_GIVEN TASK_: Check each line of the records for "style"; collect those that have it.

_RECORDS PROVIDED_:
## Begin

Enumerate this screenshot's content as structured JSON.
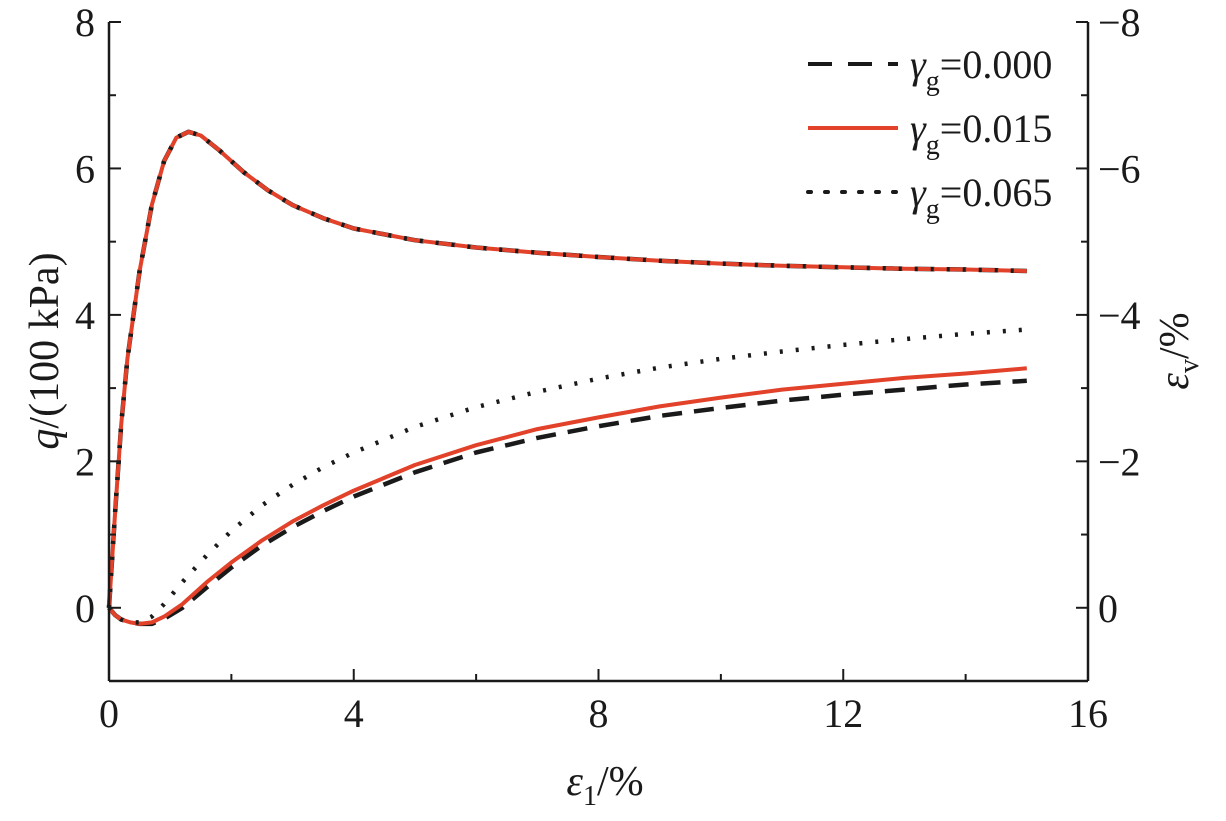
{
  "chart_data": {
    "type": "line",
    "x_axis": {
      "label_symbol": "ε",
      "label_subscript": "1",
      "label_suffix": "/%",
      "range": [
        0,
        16
      ],
      "ticks": [
        0,
        4,
        8,
        12,
        16
      ],
      "tick_labels": [
        "0",
        "4",
        "8",
        "12",
        "16"
      ]
    },
    "y_axis_left": {
      "label_symbol": "q",
      "label_suffix": "/(100 kPa)",
      "range": [
        -1,
        8
      ],
      "ticks": [
        0,
        2,
        4,
        6,
        8
      ],
      "tick_labels": [
        "0",
        "2",
        "4",
        "6",
        "8"
      ]
    },
    "y_axis_right": {
      "label_symbol": "ε",
      "label_subscript": "v",
      "label_suffix": "/%",
      "range": [
        1,
        -8
      ],
      "ticks": [
        0,
        -2,
        -4,
        -6,
        -8
      ],
      "tick_labels": [
        "0",
        "−2",
        "−4",
        "−6",
        "−8"
      ]
    },
    "legend_position": "top-right",
    "series": [
      {
        "name": "γg=0.000",
        "legend_symbol": "γ",
        "legend_subscript": "g",
        "legend_value": "=0.000",
        "style": "dashed",
        "color": "#1a1a1a",
        "deviator_stress": [
          [
            0,
            0
          ],
          [
            0.1,
            1.3
          ],
          [
            0.2,
            2.5
          ],
          [
            0.3,
            3.4
          ],
          [
            0.5,
            4.6
          ],
          [
            0.7,
            5.5
          ],
          [
            0.9,
            6.1
          ],
          [
            1.1,
            6.42
          ],
          [
            1.3,
            6.5
          ],
          [
            1.5,
            6.45
          ],
          [
            1.8,
            6.25
          ],
          [
            2.2,
            5.95
          ],
          [
            2.6,
            5.7
          ],
          [
            3.0,
            5.5
          ],
          [
            3.5,
            5.32
          ],
          [
            4.0,
            5.18
          ],
          [
            5.0,
            5.02
          ],
          [
            6.0,
            4.92
          ],
          [
            7.0,
            4.85
          ],
          [
            8.0,
            4.79
          ],
          [
            9.0,
            4.74
          ],
          [
            10.0,
            4.7
          ],
          [
            11.0,
            4.67
          ],
          [
            12.0,
            4.65
          ],
          [
            13.0,
            4.63
          ],
          [
            14.0,
            4.62
          ],
          [
            15.0,
            4.6
          ]
        ],
        "volumetric_strain": [
          [
            0,
            0
          ],
          [
            0.1,
            0.1
          ],
          [
            0.2,
            0.16
          ],
          [
            0.35,
            0.2
          ],
          [
            0.5,
            0.22
          ],
          [
            0.7,
            0.22
          ],
          [
            0.9,
            0.15
          ],
          [
            1.2,
            0
          ],
          [
            1.6,
            -0.28
          ],
          [
            2.0,
            -0.55
          ],
          [
            2.5,
            -0.85
          ],
          [
            3.0,
            -1.1
          ],
          [
            3.5,
            -1.32
          ],
          [
            4.0,
            -1.52
          ],
          [
            5.0,
            -1.85
          ],
          [
            6.0,
            -2.12
          ],
          [
            7.0,
            -2.32
          ],
          [
            8.0,
            -2.48
          ],
          [
            9.0,
            -2.62
          ],
          [
            10.0,
            -2.73
          ],
          [
            11.0,
            -2.83
          ],
          [
            12.0,
            -2.91
          ],
          [
            13.0,
            -2.98
          ],
          [
            14.0,
            -3.05
          ],
          [
            15.0,
            -3.1
          ]
        ]
      },
      {
        "name": "γg=0.015",
        "legend_symbol": "γ",
        "legend_subscript": "g",
        "legend_value": "=0.015",
        "style": "solid",
        "color": "#e2412a",
        "deviator_stress": [
          [
            0,
            0
          ],
          [
            0.1,
            1.3
          ],
          [
            0.2,
            2.5
          ],
          [
            0.3,
            3.4
          ],
          [
            0.5,
            4.6
          ],
          [
            0.7,
            5.5
          ],
          [
            0.9,
            6.1
          ],
          [
            1.1,
            6.42
          ],
          [
            1.3,
            6.5
          ],
          [
            1.5,
            6.45
          ],
          [
            1.8,
            6.25
          ],
          [
            2.2,
            5.95
          ],
          [
            2.6,
            5.7
          ],
          [
            3.0,
            5.5
          ],
          [
            3.5,
            5.32
          ],
          [
            4.0,
            5.18
          ],
          [
            5.0,
            5.02
          ],
          [
            6.0,
            4.92
          ],
          [
            7.0,
            4.85
          ],
          [
            8.0,
            4.79
          ],
          [
            9.0,
            4.74
          ],
          [
            10.0,
            4.7
          ],
          [
            11.0,
            4.67
          ],
          [
            12.0,
            4.65
          ],
          [
            13.0,
            4.63
          ],
          [
            14.0,
            4.62
          ],
          [
            15.0,
            4.6
          ]
        ],
        "volumetric_strain": [
          [
            0,
            0
          ],
          [
            0.1,
            0.1
          ],
          [
            0.2,
            0.16
          ],
          [
            0.35,
            0.2
          ],
          [
            0.5,
            0.22
          ],
          [
            0.7,
            0.2
          ],
          [
            0.9,
            0.12
          ],
          [
            1.2,
            -0.05
          ],
          [
            1.6,
            -0.35
          ],
          [
            2.0,
            -0.62
          ],
          [
            2.5,
            -0.92
          ],
          [
            3.0,
            -1.18
          ],
          [
            3.5,
            -1.4
          ],
          [
            4.0,
            -1.6
          ],
          [
            5.0,
            -1.95
          ],
          [
            6.0,
            -2.22
          ],
          [
            7.0,
            -2.44
          ],
          [
            8.0,
            -2.6
          ],
          [
            9.0,
            -2.75
          ],
          [
            10.0,
            -2.87
          ],
          [
            11.0,
            -2.98
          ],
          [
            12.0,
            -3.06
          ],
          [
            13.0,
            -3.14
          ],
          [
            14.0,
            -3.2
          ],
          [
            15.0,
            -3.27
          ]
        ]
      },
      {
        "name": "γg=0.065",
        "legend_symbol": "γ",
        "legend_subscript": "g",
        "legend_value": "=0.065",
        "style": "dotted",
        "color": "#1a1a1a",
        "deviator_stress": [
          [
            0,
            0
          ],
          [
            0.1,
            1.3
          ],
          [
            0.2,
            2.5
          ],
          [
            0.3,
            3.4
          ],
          [
            0.5,
            4.6
          ],
          [
            0.7,
            5.5
          ],
          [
            0.9,
            6.1
          ],
          [
            1.1,
            6.42
          ],
          [
            1.3,
            6.5
          ],
          [
            1.5,
            6.45
          ],
          [
            1.8,
            6.25
          ],
          [
            2.2,
            5.95
          ],
          [
            2.6,
            5.7
          ],
          [
            3.0,
            5.5
          ],
          [
            3.5,
            5.32
          ],
          [
            4.0,
            5.18
          ],
          [
            5.0,
            5.02
          ],
          [
            6.0,
            4.92
          ],
          [
            7.0,
            4.85
          ],
          [
            8.0,
            4.79
          ],
          [
            9.0,
            4.74
          ],
          [
            10.0,
            4.7
          ],
          [
            11.0,
            4.67
          ],
          [
            12.0,
            4.65
          ],
          [
            13.0,
            4.63
          ],
          [
            14.0,
            4.62
          ],
          [
            15.0,
            4.6
          ]
        ],
        "volumetric_strain": [
          [
            0,
            0
          ],
          [
            0.1,
            0.1
          ],
          [
            0.2,
            0.16
          ],
          [
            0.35,
            0.2
          ],
          [
            0.5,
            0.2
          ],
          [
            0.7,
            0.12
          ],
          [
            0.9,
            -0.05
          ],
          [
            1.2,
            -0.35
          ],
          [
            1.6,
            -0.72
          ],
          [
            2.0,
            -1.05
          ],
          [
            2.5,
            -1.4
          ],
          [
            3.0,
            -1.68
          ],
          [
            3.5,
            -1.92
          ],
          [
            4.0,
            -2.12
          ],
          [
            5.0,
            -2.47
          ],
          [
            6.0,
            -2.74
          ],
          [
            7.0,
            -2.95
          ],
          [
            8.0,
            -3.13
          ],
          [
            9.0,
            -3.28
          ],
          [
            10.0,
            -3.4
          ],
          [
            11.0,
            -3.5
          ],
          [
            12.0,
            -3.59
          ],
          [
            13.0,
            -3.67
          ],
          [
            14.0,
            -3.74
          ],
          [
            15.0,
            -3.8
          ]
        ]
      }
    ]
  }
}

## End

_OUTPUT FOR THIS EXERCISE_:
        "style": "dashed",
        "style": "solid",
        "style": "dotted",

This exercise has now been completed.